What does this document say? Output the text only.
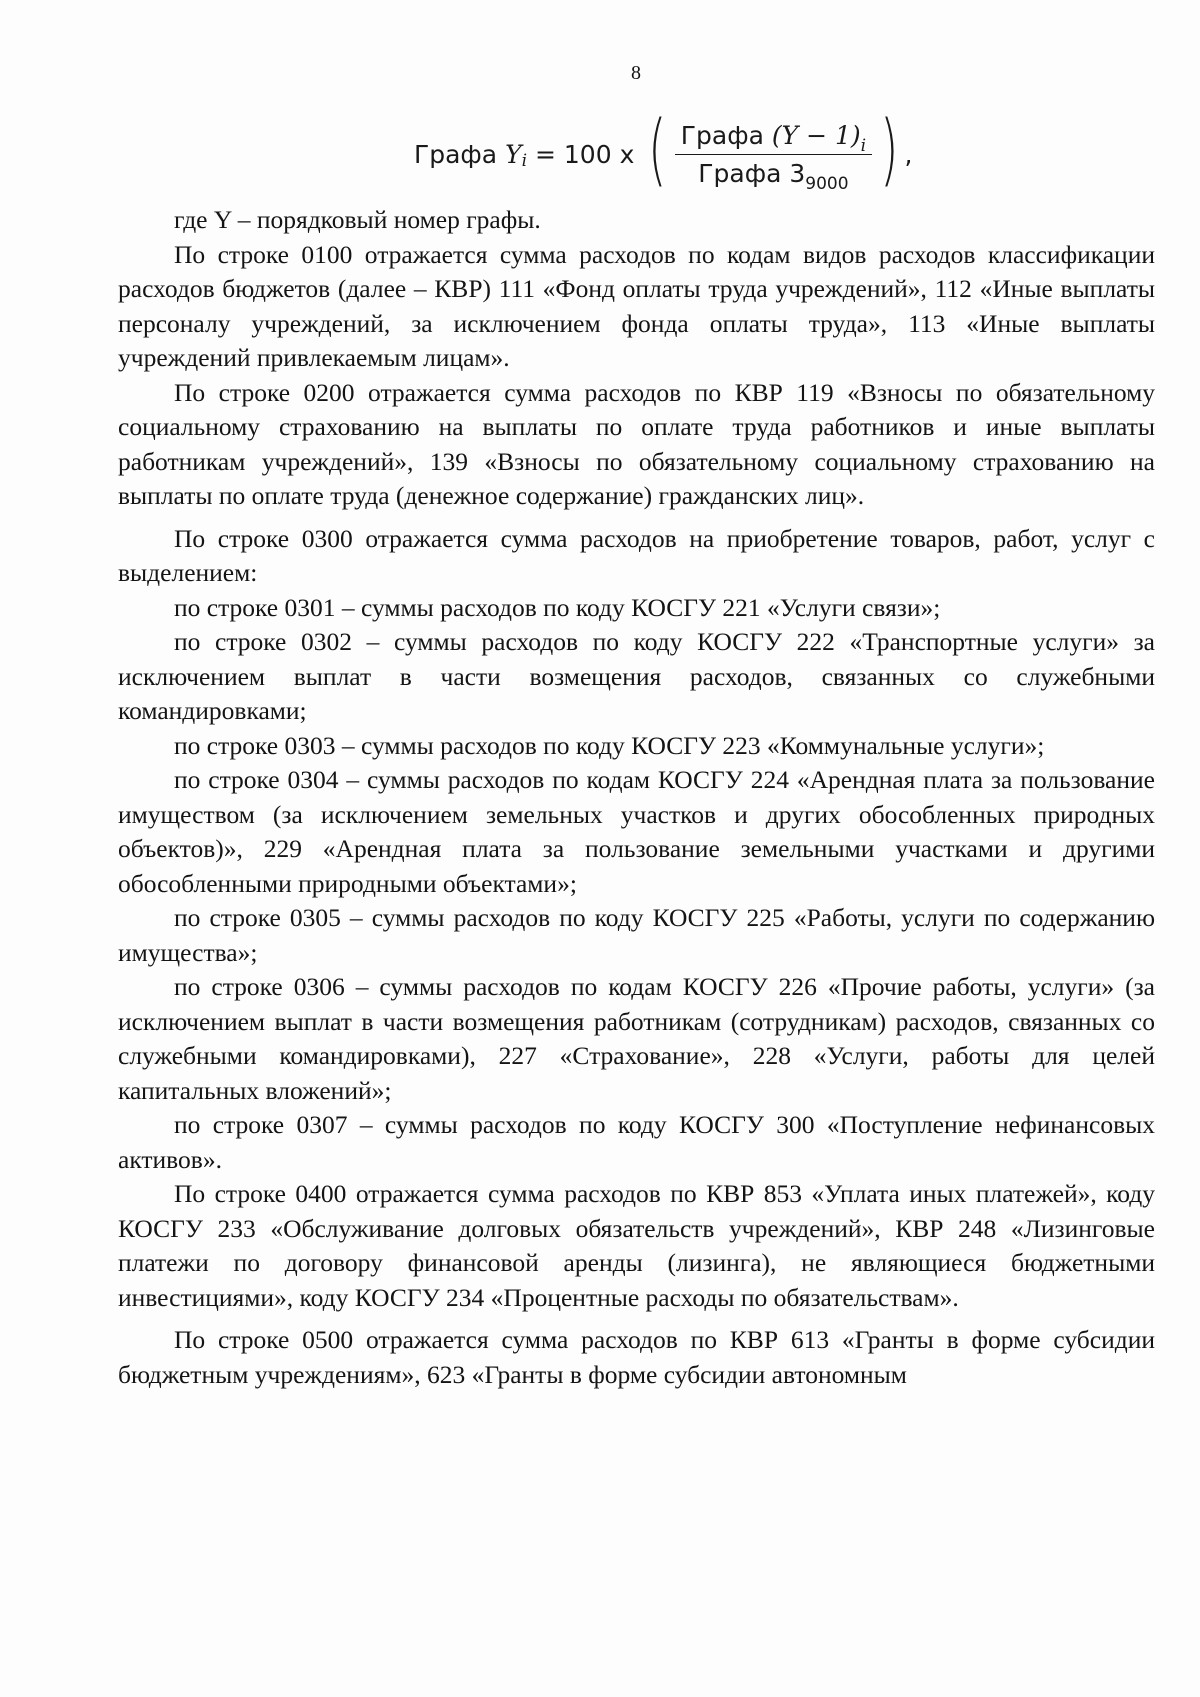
8
Графа
Y i
=
100
x
( $\frac{Графа (Y - 1)_i}{Графа 3_{9000}}$ ) ,

где Y – порядковый номер графы.

По строке 0100 отражается сумма расходов по кодам видов расходов классификации расходов бюджетов (далее – КВР) 111 «Фонд оплаты труда учреждений», 112 «Иные выплаты персоналу учреждений, за исключением фонда оплаты труда», 113 «Иные выплаты учреждений привлекаемым лицам».

По строке 0200 отражается сумма расходов по КВР 119 «Взносы по обязательному социальному страхованию на выплаты по оплате труда работников и иные выплаты работникам учреждений», 139 «Взносы по обязательному социальному страхованию на выплаты по оплате труда (денежное содержание) гражданских лиц».

По строке 0300 отражается сумма расходов на приобретение товаров, работ, услуг с выделением:

по строке 0301 – суммы расходов по коду КОСГУ 221 «Услуги связи»;

по строке 0302 – суммы расходов по коду КОСГУ 222 «Транспортные услуги» за исключением выплат в части возмещения расходов, связанных со служебными командировками;

по строке 0303 – суммы расходов по коду КОСГУ 223 «Коммунальные услуги»;

по строке 0304 – суммы расходов по кодам КОСГУ 224 «Арендная плата за пользование имуществом (за исключением земельных участков и других обособленных природных объектов)», 229 «Арендная плата за пользование земельными участками и другими обособленными природными объектами»;

по строке 0305 – суммы расходов по коду КОСГУ 225 «Работы, услуги по содержанию имущества»;

по строке 0306 – суммы расходов по кодам КОСГУ 226 «Прочие работы, услуги» (за исключением выплат в части возмещения работникам (сотрудникам) расходов, связанных со служебными командировками), 227 «Страхование», 228 «Услуги, работы для целей капитальных вложений»;

по строке 0307 – суммы расходов по коду КОСГУ 300 «Поступление нефинансовых активов».

По строке 0400 отражается сумма расходов по КВР 853 «Уплата иных платежей», коду КОСГУ 233 «Обслуживание долговых обязательств учреждений», КВР 248 «Лизинговые платежи по договору финансовой аренды (лизинга), не являющиеся бюджетными инвестициями», коду КОСГУ 234 «Процентные расходы по обязательствам».

По строке 0500 отражается сумма расходов по КВР 613 «Гранты в форме субсидии бюджетным учреждениям», 623 «Гранты в форме субсидии автономным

# # # # # # #

• **Exercise goal**: Find all lines with "служебными" in them and copy each one.

• **Output**:
по строке 0302 – суммы расходов по коду КОСГУ 222 «Транспортные услуги» за исключением выплат в части возмещения расходов, связанных со служебными командировками;
по строке 0306 – суммы расходов по кодам КОСГУ 226 «Прочие работы, услуги» (за исключением выплат в части возмещения работникам (сотрудникам) расходов, связанных со служебными командировками), 227 «Страхование», 228 «Услуги, работы для целей капитальных вложений»;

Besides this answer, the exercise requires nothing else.